**A fazer**
Retome o texto sobre as alianças e desencontros entre Santana Lopes, Rui Rio e Marcelo Rebelo de Sousa, continuando-o a partir da última frase.

Marcelo e Santana já estiveram do mesmo lado, depois em choque aberto (em candidaturas diferentes ao congresso, em rota de colisão quando Santana foi Primeiro-Ministro e Marcelo assomava na TVI como comendador…), finalmente apaziguados. Rio já esteve contra Santana e Marcelo, ao mesmo tempo, depois com Marcelo Rebelo de Sousa (não tendo terminado bem), e com Santana, à vez.
Aliás os bastidores e a ribalta das alianças, desencontros e traições entre Santana Lopes, Rui Rio, Marcelo Rebelo de Sousa, Pedro Passos Coelho, Miguel Relvas, ou Manuela Ferreira Leite são sobejamente conhecidos. E estas personalidades andam todas por aí há lustros e décadas.

**Linhas de dados**
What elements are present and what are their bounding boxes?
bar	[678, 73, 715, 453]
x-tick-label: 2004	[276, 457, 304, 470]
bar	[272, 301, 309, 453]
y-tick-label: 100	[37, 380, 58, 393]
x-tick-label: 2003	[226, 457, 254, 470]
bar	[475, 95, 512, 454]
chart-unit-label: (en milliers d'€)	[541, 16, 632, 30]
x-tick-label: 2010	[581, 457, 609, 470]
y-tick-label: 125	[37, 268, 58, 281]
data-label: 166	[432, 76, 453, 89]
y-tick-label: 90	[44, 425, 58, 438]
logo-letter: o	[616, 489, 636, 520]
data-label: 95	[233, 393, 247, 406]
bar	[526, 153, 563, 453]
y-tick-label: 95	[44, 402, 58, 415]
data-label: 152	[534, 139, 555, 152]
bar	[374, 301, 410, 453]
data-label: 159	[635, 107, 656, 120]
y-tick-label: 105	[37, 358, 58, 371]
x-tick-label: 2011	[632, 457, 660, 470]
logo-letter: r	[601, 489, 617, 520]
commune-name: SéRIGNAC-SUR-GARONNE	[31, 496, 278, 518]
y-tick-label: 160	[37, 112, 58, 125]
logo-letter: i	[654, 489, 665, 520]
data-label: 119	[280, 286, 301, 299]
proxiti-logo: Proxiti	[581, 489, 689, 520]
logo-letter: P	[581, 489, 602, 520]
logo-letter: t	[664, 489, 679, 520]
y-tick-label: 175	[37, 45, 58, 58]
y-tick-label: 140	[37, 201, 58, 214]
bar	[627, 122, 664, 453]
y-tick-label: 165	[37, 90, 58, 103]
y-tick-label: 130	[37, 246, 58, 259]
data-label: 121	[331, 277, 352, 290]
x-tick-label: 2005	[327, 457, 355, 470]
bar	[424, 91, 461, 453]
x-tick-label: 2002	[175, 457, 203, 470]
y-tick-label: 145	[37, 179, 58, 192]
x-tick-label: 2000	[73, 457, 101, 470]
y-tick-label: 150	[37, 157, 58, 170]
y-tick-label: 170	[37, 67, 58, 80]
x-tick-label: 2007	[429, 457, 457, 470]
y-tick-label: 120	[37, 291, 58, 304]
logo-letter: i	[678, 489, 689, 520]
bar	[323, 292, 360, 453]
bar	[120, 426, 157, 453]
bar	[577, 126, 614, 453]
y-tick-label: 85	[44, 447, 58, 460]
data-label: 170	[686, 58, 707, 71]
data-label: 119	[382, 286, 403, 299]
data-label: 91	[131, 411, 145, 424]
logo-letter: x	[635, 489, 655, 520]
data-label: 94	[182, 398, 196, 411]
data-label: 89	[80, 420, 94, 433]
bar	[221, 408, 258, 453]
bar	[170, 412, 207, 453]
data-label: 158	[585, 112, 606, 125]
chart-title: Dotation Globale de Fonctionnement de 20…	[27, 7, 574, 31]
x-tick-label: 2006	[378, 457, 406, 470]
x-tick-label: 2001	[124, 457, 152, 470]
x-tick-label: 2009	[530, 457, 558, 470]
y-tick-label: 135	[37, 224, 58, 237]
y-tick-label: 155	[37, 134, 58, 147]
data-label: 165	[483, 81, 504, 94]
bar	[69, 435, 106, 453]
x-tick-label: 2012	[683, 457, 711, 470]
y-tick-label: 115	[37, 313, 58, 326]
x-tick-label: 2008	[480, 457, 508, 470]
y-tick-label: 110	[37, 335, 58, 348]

**Resultado**
No mais atribulado momento da vida política de Pedro Santana Lopes – quando foi Primeiro-Ministro do XVI Governo Constitucional – é legítimo supor que, quando se queixou dos familiares de que vinham visitar um bebé prematuro, “ainda na incubadora”, e em vez o acarinharem lhe davam pontapés, Marcelo seria um dos visados. As críticas do comentador na TVI doíam tanto que Rui Gomes da Silva, Ministro dos Assuntos Parlamentares, disse:
Nem o PS, o PCP e o BE juntos conseguem destilar tanto ódio ao Primeiro-Ministro e ao Governo como esse comentador [Marcelo], que transmite sistematicamente um conjunto de mentiras com desfaçatez e sem qualquer vergonha”.
E a posição marcelista e a de outros barões do PSD deram jeito a Sampaio para legitimar a dissolução do Parlamento em que havia uma maioria que apoiava um governo legitimamente nomeado e empossado. Não se diga que Santana não foi eleito. Em tempo de crise partidária decide o Conselho Nacional, como sucedeu com Balsemão por morte de Sá Carneiro.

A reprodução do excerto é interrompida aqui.